§ **Record list**:
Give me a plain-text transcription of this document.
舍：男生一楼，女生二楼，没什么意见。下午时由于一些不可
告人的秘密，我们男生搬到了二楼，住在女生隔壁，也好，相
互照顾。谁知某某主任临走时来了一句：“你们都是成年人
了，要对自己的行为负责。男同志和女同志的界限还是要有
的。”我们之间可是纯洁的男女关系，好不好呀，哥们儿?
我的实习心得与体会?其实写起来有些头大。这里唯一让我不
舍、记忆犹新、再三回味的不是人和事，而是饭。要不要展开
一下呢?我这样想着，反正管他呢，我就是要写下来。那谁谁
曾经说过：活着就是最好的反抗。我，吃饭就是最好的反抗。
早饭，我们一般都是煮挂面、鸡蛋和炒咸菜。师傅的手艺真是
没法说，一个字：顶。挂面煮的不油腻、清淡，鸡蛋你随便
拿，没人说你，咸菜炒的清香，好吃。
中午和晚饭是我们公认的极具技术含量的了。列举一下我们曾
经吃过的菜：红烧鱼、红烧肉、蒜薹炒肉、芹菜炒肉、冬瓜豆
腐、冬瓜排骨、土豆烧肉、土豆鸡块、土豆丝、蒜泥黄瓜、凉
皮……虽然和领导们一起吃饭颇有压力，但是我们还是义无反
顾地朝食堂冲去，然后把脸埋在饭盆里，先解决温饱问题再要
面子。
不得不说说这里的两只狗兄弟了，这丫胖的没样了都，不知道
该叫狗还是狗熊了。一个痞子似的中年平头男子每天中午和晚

§ **What is expected**: Copy all the entries verbatim.

§ **Completed exercise**:
Give me a plain-text transcription of this document.
舍：男生一楼，女生二楼，没什么意见。下午时由于一些不可
告人的秘密，我们男生搬到了二楼，住在女生隔壁，也好，相
互照顾。谁知某某主任临走时来了一句：“你们都是成年人
了，要对自己的行为负责。男同志和女同志的界限还是要有
的。”我们之间可是纯洁的男女关系，好不好呀，哥们儿?
我的实习心得与体会?其实写起来有些头大。这里唯一让我不
舍、记忆犹新、再三回味的不是人和事，而是饭。要不要展开
一下呢?我这样想着，反正管他呢，我就是要写下来。那谁谁
曾经说过：活着就是最好的反抗。我，吃饭就是最好的反抗。
早饭，我们一般都是煮挂面、鸡蛋和炒咸菜。师傅的手艺真是
没法说，一个字：顶。挂面煮的不油腻、清淡，鸡蛋你随便
拿，没人说你，咸菜炒的清香，好吃。
中午和晚饭是我们公认的极具技术含量的了。列举一下我们曾
经吃过的菜：红烧鱼、红烧肉、蒜薹炒肉、芹菜炒肉、冬瓜豆
腐、冬瓜排骨、土豆烧肉、土豆鸡块、土豆丝、蒜泥黄瓜、凉
皮……虽然和领导们一起吃饭颇有压力，但是我们还是义无反
顾地朝食堂冲去，然后把脸埋在饭盆里，先解决温饱问题再要
面子。
不得不说说这里的两只狗兄弟了，这丫胖的没样了都，不知道
该叫狗还是狗熊了。一个痞子似的中年平头男子每天中午和晚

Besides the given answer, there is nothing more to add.